Data records:
[start]
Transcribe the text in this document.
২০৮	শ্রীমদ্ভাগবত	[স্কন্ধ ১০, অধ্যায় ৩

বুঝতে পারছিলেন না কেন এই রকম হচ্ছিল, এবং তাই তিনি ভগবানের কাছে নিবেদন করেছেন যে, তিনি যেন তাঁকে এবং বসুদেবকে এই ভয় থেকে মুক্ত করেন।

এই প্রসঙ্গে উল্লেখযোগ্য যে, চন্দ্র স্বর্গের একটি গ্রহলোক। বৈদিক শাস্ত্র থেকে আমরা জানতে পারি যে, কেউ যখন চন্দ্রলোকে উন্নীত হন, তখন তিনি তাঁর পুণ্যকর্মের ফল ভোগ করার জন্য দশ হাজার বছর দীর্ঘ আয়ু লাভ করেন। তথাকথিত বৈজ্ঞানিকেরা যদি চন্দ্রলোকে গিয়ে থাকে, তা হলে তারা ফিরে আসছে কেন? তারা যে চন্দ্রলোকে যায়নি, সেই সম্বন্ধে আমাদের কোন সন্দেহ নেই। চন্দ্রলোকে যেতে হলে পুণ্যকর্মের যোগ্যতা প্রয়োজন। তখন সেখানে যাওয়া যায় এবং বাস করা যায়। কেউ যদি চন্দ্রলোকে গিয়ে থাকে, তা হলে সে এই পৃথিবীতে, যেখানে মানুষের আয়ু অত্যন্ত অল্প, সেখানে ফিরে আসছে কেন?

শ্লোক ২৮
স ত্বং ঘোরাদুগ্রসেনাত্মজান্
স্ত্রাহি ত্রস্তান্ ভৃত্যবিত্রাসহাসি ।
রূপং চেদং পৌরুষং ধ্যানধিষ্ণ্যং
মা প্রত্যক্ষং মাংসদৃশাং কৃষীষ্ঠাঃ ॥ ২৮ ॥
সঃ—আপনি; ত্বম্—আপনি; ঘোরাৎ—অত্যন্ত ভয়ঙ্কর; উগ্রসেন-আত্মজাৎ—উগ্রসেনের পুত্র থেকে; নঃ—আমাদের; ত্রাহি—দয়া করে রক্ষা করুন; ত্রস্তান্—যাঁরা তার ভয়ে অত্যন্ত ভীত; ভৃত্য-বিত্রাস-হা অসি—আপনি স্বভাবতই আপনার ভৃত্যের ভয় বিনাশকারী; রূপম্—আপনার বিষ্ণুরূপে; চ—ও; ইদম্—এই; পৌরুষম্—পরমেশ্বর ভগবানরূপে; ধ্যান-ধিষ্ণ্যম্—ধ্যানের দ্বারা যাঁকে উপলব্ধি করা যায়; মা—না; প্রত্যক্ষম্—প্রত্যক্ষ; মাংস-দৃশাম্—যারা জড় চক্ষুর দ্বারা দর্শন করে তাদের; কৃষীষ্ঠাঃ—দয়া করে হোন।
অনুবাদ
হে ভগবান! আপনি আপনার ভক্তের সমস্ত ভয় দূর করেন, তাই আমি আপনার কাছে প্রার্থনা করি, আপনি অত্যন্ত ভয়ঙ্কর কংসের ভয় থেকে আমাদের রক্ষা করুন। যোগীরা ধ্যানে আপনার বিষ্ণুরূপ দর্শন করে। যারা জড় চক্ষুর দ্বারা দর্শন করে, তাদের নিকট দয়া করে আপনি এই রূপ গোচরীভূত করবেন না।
[end]
_Given instruction_
Repeat the listing exactly, from its first line to its last.

_Written solution_
Transcribe the text in this document.
২০৮	শ্রীমদ্ভাগবত	[স্কন্ধ ১০, অধ্যায় ৩

বুঝতে পারছিলেন না কেন এই রকম হচ্ছিল, এবং তাই তিনি ভগবানের কাছে নিবেদন করেছেন যে, তিনি যেন তাঁকে এবং বসুদেবকে এই ভয় থেকে মুক্ত করেন।

এই প্রসঙ্গে উল্লেখযোগ্য যে, চন্দ্র স্বর্গের একটি গ্রহলোক। বৈদিক শাস্ত্র থেকে আমরা জানতে পারি যে, কেউ যখন চন্দ্রলোকে উন্নীত হন, তখন তিনি তাঁর পুণ্যকর্মের ফল ভোগ করার জন্য দশ হাজার বছর দীর্ঘ আয়ু লাভ করেন। তথাকথিত বৈজ্ঞানিকেরা যদি চন্দ্রলোকে গিয়ে থাকে, তা হলে তারা ফিরে আসছে কেন? তারা যে চন্দ্রলোকে যায়নি, সেই সম্বন্ধে আমাদের কোন সন্দেহ নেই। চন্দ্রলোকে যেতে হলে পুণ্যকর্মের যোগ্যতা প্রয়োজন। তখন সেখানে যাওয়া যায় এবং বাস করা যায়। কেউ যদি চন্দ্রলোকে গিয়ে থাকে, তা হলে সে এই পৃথিবীতে, যেখানে মানুষের আয়ু অত্যন্ত অল্প, সেখানে ফিরে আসছে কেন?

শ্লোক ২৮
স ত্বং ঘোরাদুগ্রসেনাত্মজান্
স্ত্রাহি ত্রস্তান্ ভৃত্যবিত্রাসহাসি ।
রূপং চেদং পৌরুষং ধ্যানধিষ্ণ্যং
মা প্রত্যক্ষং মাংসদৃশাং কৃষীষ্ঠাঃ ॥ ২৮ ॥
সঃ—আপনি; ত্বম্—আপনি; ঘোরাৎ—অত্যন্ত ভয়ঙ্কর; উগ্রসেন-আত্মজাৎ—উগ্রসেনের পুত্র থেকে; নঃ—আমাদের; ত্রাহি—দয়া করে রক্ষা করুন; ত্রস্তান্—যাঁরা তার ভয়ে অত্যন্ত ভীত; ভৃত্য-বিত্রাস-হা অসি—আপনি স্বভাবতই আপনার ভৃত্যের ভয় বিনাশকারী; রূপম্—আপনার বিষ্ণুরূপে; চ—ও; ইদম্—এই; পৌরুষম্—পরমেশ্বর ভগবানরূপে; ধ্যান-ধিষ্ণ্যম্—ধ্যানের দ্বারা যাঁকে উপলব্ধি করা যায়; মা—না; প্রত্যক্ষম্—প্রত্যক্ষ; মাংস-দৃশাম্—যারা জড় চক্ষুর দ্বারা দর্শন করে তাদের; কৃষীষ্ঠাঃ—দয়া করে হোন।
অনুবাদ
হে ভগবান! আপনি আপনার ভক্তের সমস্ত ভয় দূর করেন, তাই আমি আপনার কাছে প্রার্থনা করি, আপনি অত্যন্ত ভয়ঙ্কর কংসের ভয় থেকে আমাদের রক্ষা করুন। যোগীরা ধ্যানে আপনার বিষ্ণুরূপ দর্শন করে। যারা জড় চক্ষুর দ্বারা দর্শন করে, তাদের নিকট দয়া করে আপনি এই রূপ গোচরীভূত করবেন না।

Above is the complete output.